DIRECTION: Transcribe the records in full, keeping every character as it is.

STORED RECORDS:
----
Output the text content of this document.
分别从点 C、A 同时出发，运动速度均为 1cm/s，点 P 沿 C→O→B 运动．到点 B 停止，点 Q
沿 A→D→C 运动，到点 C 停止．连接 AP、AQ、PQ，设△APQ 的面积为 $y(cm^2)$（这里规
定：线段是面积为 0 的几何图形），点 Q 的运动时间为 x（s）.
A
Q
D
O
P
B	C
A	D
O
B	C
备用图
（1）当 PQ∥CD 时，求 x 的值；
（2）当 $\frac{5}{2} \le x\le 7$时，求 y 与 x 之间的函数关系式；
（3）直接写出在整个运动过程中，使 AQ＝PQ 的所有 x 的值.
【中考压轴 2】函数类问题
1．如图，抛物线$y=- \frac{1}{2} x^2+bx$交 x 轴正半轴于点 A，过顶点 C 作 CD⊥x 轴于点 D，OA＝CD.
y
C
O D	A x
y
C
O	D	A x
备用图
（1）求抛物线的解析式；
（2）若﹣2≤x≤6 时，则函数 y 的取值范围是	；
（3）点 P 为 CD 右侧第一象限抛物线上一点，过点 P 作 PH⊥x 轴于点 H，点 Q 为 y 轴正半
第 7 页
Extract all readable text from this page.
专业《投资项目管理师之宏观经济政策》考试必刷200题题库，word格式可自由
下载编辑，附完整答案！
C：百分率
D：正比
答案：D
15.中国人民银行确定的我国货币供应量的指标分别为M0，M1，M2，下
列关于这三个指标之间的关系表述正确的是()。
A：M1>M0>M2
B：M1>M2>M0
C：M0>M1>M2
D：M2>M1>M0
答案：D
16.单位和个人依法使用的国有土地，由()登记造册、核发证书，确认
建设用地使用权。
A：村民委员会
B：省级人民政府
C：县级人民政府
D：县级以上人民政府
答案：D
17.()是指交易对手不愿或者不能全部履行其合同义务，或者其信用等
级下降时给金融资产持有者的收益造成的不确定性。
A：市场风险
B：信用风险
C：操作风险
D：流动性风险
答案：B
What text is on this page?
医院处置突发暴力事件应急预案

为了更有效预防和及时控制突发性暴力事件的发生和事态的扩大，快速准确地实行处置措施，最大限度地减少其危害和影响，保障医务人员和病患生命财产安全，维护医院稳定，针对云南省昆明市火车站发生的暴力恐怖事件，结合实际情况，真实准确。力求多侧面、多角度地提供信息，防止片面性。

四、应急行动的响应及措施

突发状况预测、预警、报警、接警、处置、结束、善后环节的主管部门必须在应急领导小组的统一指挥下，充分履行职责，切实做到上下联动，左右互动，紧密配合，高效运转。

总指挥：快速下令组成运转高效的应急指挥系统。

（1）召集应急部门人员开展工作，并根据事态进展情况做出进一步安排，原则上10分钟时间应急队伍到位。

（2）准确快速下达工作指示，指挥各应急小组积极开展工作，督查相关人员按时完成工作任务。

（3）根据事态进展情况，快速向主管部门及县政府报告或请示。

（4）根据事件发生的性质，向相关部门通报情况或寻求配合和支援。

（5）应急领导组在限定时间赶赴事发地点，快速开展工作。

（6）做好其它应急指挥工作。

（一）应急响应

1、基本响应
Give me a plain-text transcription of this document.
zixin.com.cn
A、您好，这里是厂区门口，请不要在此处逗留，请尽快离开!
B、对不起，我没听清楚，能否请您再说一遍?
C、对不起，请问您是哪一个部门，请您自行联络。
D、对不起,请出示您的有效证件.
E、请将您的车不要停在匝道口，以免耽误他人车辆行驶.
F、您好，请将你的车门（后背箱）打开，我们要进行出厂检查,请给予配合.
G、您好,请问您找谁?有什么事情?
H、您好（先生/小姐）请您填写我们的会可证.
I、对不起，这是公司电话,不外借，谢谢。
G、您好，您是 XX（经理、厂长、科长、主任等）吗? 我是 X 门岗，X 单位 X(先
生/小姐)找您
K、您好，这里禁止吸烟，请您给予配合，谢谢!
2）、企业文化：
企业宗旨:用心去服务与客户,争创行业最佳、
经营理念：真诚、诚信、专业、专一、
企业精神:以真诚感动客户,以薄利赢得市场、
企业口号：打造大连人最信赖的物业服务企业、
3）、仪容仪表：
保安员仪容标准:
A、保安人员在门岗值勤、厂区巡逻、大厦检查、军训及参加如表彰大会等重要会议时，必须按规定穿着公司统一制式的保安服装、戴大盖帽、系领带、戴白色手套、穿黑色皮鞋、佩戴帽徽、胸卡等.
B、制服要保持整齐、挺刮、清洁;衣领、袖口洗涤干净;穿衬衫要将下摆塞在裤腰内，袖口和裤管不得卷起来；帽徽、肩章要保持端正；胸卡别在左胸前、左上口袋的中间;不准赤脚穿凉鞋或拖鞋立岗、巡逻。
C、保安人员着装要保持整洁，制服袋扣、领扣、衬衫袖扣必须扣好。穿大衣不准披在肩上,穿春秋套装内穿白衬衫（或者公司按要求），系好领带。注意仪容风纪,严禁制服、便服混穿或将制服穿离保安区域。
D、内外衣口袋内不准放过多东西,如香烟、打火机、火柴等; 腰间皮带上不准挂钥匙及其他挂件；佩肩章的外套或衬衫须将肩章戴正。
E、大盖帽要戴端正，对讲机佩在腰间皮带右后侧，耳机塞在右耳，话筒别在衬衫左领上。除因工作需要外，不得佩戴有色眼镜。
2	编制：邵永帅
----
RESPONSE:
Output the text content of this document.
分别从点 C、A 同时出发，运动速度均为 1cm/s，点 P 沿 C→O→B 运动．到点 B 停止，点 Q
沿 A→D→C 运动，到点 C 停止．连接 AP、AQ、PQ，设△APQ 的面积为 $y(cm^2)$（这里规
定：线段是面积为 0 的几何图形），点 Q 的运动时间为 x（s）.
A
Q
D
O
P
B	C
A	D
O
B	C
备用图
（1）当 PQ∥CD 时，求 x 的值；
（2）当 $\frac{5}{2} \le x\le 7$时，求 y 与 x 之间的函数关系式；
（3）直接写出在整个运动过程中，使 AQ＝PQ 的所有 x 的值.
【中考压轴 2】函数类问题
1．如图，抛物线$y=- \frac{1}{2} x^2+bx$交 x 轴正半轴于点 A，过顶点 C 作 CD⊥x 轴于点 D，OA＝CD.
y
C
O D	A x
y
C
O	D	A x
备用图
（1）求抛物线的解析式；
（2）若﹣2≤x≤6 时，则函数 y 的取值范围是	；
（3）点 P 为 CD 右侧第一象限抛物线上一点，过点 P 作 PH⊥x 轴于点 H，点 Q 为 y 轴正半
第 7 页
Extract all readable text from this page.
专业《投资项目管理师之宏观经济政策》考试必刷200题题库，word格式可自由
下载编辑，附完整答案！
C：百分率
D：正比
答案：D
15.中国人民银行确定的我国货币供应量的指标分别为M0，M1，M2，下
列关于这三个指标之间的关系表述正确的是()。
A：M1>M0>M2
B：M1>M2>M0
C：M0>M1>M2
D：M2>M1>M0
答案：D
16.单位和个人依法使用的国有土地，由()登记造册、核发证书，确认
建设用地使用权。
A：村民委员会
B：省级人民政府
C：县级人民政府
D：县级以上人民政府
答案：D
17.()是指交易对手不愿或者不能全部履行其合同义务，或者其信用等
级下降时给金融资产持有者的收益造成的不确定性。
A：市场风险
B：信用风险
C：操作风险
D：流动性风险
答案：B
What text is on this page?
医院处置突发暴力事件应急预案

为了更有效预防和及时控制突发性暴力事件的发生和事态的扩大，快速准确地实行处置措施，最大限度地减少其危害和影响，保障医务人员和病患生命财产安全，维护医院稳定，针对云南省昆明市火车站发生的暴力恐怖事件，结合实际情况，真实准确。力求多侧面、多角度地提供信息，防止片面性。

四、应急行动的响应及措施

突发状况预测、预警、报警、接警、处置、结束、善后环节的主管部门必须在应急领导小组的统一指挥下，充分履行职责，切实做到上下联动，左右互动，紧密配合，高效运转。

总指挥：快速下令组成运转高效的应急指挥系统。

（1）召集应急部门人员开展工作，并根据事态进展情况做出进一步安排，原则上10分钟时间应急队伍到位。

（2）准确快速下达工作指示，指挥各应急小组积极开展工作，督查相关人员按时完成工作任务。

（3）根据事态进展情况，快速向主管部门及县政府报告或请示。

（4）根据事件发生的性质，向相关部门通报情况或寻求配合和支援。

（5）应急领导组在限定时间赶赴事发地点，快速开展工作。

（6）做好其它应急指挥工作。

（一）应急响应

1、基本响应
Give me a plain-text transcription of this document.
zixin.com.cn
A、您好，这里是厂区门口，请不要在此处逗留，请尽快离开!
B、对不起，我没听清楚，能否请您再说一遍?
C、对不起，请问您是哪一个部门，请您自行联络。
D、对不起,请出示您的有效证件.
E、请将您的车不要停在匝道口，以免耽误他人车辆行驶.
F、您好，请将你的车门（后背箱）打开，我们要进行出厂检查,请给予配合.
G、您好,请问您找谁?有什么事情?
H、您好（先生/小姐）请您填写我们的会可证.
I、对不起，这是公司电话,不外借，谢谢。
G、您好，您是 XX（经理、厂长、科长、主任等）吗? 我是 X 门岗，X 单位 X(先
生/小姐)找您
K、您好，这里禁止吸烟，请您给予配合，谢谢!
2）、企业文化：
企业宗旨:用心去服务与客户,争创行业最佳、
经营理念：真诚、诚信、专业、专一、
企业精神:以真诚感动客户,以薄利赢得市场、
企业口号：打造大连人最信赖的物业服务企业、
3）、仪容仪表：
保安员仪容标准:
A、保安人员在门岗值勤、厂区巡逻、大厦检查、军训及参加如表彰大会等重要会议时，必须按规定穿着公司统一制式的保安服装、戴大盖帽、系领带、戴白色手套、穿黑色皮鞋、佩戴帽徽、胸卡等.
B、制服要保持整齐、挺刮、清洁;衣领、袖口洗涤干净;穿衬衫要将下摆塞在裤腰内，袖口和裤管不得卷起来；帽徽、肩章要保持端正；胸卡别在左胸前、左上口袋的中间;不准赤脚穿凉鞋或拖鞋立岗、巡逻。
C、保安人员着装要保持整洁，制服袋扣、领扣、衬衫袖扣必须扣好。穿大衣不准披在肩上,穿春秋套装内穿白衬衫（或者公司按要求），系好领带。注意仪容风纪,严禁制服、便服混穿或将制服穿离保安区域。
D、内外衣口袋内不准放过多东西,如香烟、打火机、火柴等; 腰间皮带上不准挂钥匙及其他挂件；佩肩章的外套或衬衫须将肩章戴正。
E、大盖帽要戴端正，对讲机佩在腰间皮带右后侧，耳机塞在右耳，话筒别在衬衫左领上。除因工作需要外，不得佩戴有色眼镜。
2	编制：邵永帅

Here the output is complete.